Exercise prompt:
Write out each line beneath this one exactly as it reads.

━━━━━━━━━━━━━━━━

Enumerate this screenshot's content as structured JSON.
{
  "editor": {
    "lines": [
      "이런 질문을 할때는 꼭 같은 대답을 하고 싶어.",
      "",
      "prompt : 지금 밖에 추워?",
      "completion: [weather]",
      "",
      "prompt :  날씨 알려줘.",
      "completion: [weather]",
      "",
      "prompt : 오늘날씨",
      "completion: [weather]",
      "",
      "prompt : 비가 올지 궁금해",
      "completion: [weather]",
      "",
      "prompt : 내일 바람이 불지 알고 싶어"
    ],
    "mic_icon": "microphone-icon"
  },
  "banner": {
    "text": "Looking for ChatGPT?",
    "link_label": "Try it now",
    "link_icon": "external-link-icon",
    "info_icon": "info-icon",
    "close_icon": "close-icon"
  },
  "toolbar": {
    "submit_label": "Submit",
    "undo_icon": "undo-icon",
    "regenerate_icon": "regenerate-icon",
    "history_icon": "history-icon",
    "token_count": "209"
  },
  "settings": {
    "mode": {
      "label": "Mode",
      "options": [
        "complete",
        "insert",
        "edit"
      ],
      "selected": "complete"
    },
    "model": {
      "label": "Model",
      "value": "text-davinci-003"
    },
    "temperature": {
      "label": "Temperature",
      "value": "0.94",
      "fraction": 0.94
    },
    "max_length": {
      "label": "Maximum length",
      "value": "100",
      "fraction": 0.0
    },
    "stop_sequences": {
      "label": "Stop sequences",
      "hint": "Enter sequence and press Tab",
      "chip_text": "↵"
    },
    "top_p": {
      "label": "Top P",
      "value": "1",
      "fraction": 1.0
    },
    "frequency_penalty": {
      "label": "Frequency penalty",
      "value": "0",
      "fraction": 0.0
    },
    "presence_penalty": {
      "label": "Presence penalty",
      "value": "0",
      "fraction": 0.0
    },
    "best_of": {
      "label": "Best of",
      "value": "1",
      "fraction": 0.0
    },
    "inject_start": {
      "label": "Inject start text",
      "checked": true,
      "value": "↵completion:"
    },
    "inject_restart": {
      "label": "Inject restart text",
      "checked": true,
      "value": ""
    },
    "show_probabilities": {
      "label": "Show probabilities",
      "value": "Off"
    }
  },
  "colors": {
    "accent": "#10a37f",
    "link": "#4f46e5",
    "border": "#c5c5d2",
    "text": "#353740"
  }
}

━━━━━━━━━━━━━━━━

Output for this task:
Enumerate this screenshot's content as structured JSON.
{
  "editor": {
    "lines": [
      "이런 질문을 할때는 꼭 같은 대답을 하고 싶어.",
      "",
      "prompt : 지금 밖에 추워?",
      "completion: [weather]",
      "",
      "prompt :  날씨 알려줘.",
      "completion: [weather]",
      "",
      "prompt : 오늘날씨",
      "completion: [weather]",
      "",
      "prompt : 비가 올지 궁금해",
      "completion: [weather]",
      "",
      "prompt : 내일 바람이 불지 알고 싶어"
    ],
    "mic_icon": "microphone-icon"
  },
  "banner": {
    "text": "Looking for ChatGPT?",
    "link_label": "Try it now",
    "link_icon": "external-link-icon",
    "info_icon": "info-icon",
    "close_icon": "close-icon"
  },
  "toolbar": {
    "submit_label": "Submit",
    "undo_icon": "undo-icon",
    "regenerate_icon": "regenerate-icon",
    "history_icon": "history-icon",
    "token_count": "209"
  },
  "settings": {
    "mode": {
      "label": "Mode",
      "options": [
        "complete",
        "insert",
        "edit"
      ],
      "selected": "complete"
    },
    "model": {
      "label": "Model",
      "value": "text-davinci-003"
    },
    "temperature": {
      "label": "Temperature",
      "value": "0.94",
      "fraction": 0.94
    },
    "max_length": {
      "label": "Maximum length",
      "value": "100",
      "fraction": 0.0
    },
    "stop_sequences": {
      "label": "Stop sequences",
      "hint": "Enter sequence and press Tab",
      "chip_text": "↵"
    },
    "top_p": {
      "label": "Top P",
      "value": "1",
      "fraction": 1.0
    },
    "frequency_penalty": {
      "label": "Frequency penalty",
      "value": "0",
      "fraction": 0.0
    },
    "presence_penalty": {
      "label": "Presence penalty",
      "value": "0",
      "fraction": 0.0
    },
    "best_of": {
      "label": "Best of",
      "value": "1",
      "fraction": 0.0
    },
    "inject_start": {
      "label": "Inject start text",
      "checked": true,
      "value": "↵completion:"
    },
    "inject_restart": {
      "label": "Inject restart text",
      "checked": true,
      "value": ""
    },
    "show_probabilities": {
      "label": "Show probabilities",
      "value": "Off"
    }
  },
  "colors": {
    "accent": "#10a37f",
    "link": "#4f46e5",
    "border": "#c5c5d2",
    "text": "#353740"
  }
}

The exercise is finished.